### Task brief
All of the data is to be written out again exactly, without the pictures.
(Data for this task Opens)
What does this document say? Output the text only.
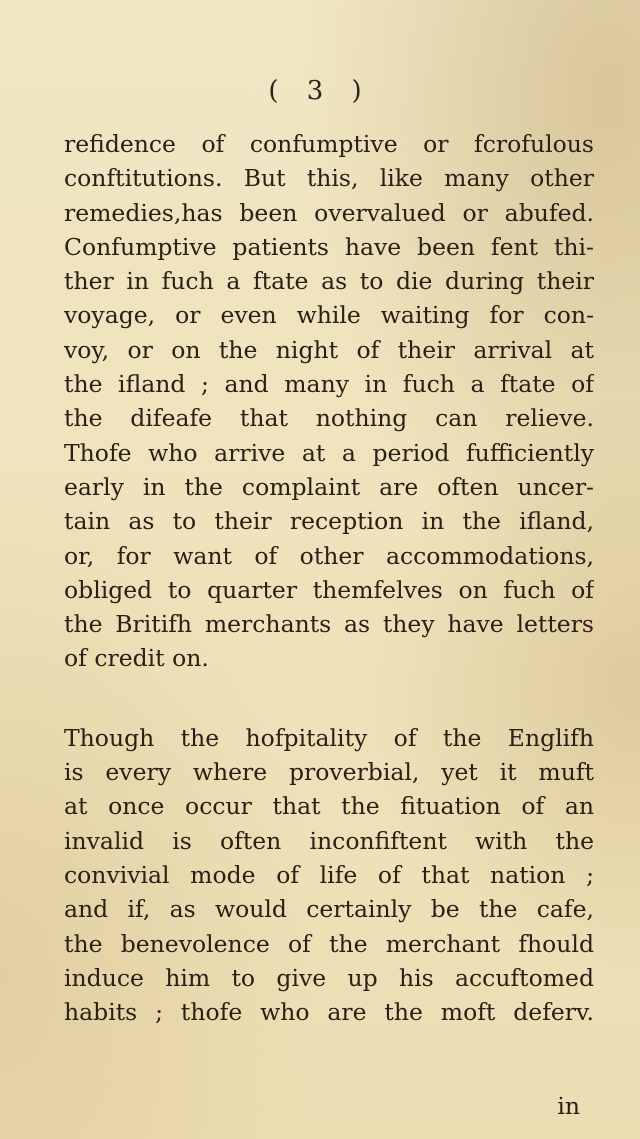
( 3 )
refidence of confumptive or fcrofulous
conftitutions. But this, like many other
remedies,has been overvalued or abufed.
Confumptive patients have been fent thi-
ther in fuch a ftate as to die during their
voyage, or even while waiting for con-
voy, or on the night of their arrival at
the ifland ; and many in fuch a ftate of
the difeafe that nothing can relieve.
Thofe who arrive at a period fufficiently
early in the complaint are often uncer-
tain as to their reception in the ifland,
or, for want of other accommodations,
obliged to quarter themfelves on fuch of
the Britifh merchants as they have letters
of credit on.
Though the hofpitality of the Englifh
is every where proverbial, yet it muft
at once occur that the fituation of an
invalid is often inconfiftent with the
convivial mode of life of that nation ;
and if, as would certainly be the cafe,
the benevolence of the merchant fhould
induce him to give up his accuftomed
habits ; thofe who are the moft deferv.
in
(Data for this task Closes)
### Task solution
What does this document say? Output the text only.
( 3 )
refidence of confumptive or fcrofulous
conftitutions. But this, like many other
remedies,has been overvalued or abufed.
Confumptive patients have been fent thi-
ther in fuch a ftate as to die during their
voyage, or even while waiting for con-
voy, or on the night of their arrival at
the ifland ; and many in fuch a ftate of
the difeafe that nothing can relieve.
Thofe who arrive at a period fufficiently
early in the complaint are often uncer-
tain as to their reception in the ifland,
or, for want of other accommodations,
obliged to quarter themfelves on fuch of
the Britifh merchants as they have letters
of credit on.
Though the hofpitality of the Englifh
is every where proverbial, yet it muft
at once occur that the fituation of an
invalid is often inconfiftent with the
convivial mode of life of that nation ;
and if, as would certainly be the cafe,
the benevolence of the merchant fhould
induce him to give up his accuftomed
habits ; thofe who are the moft deferv.
in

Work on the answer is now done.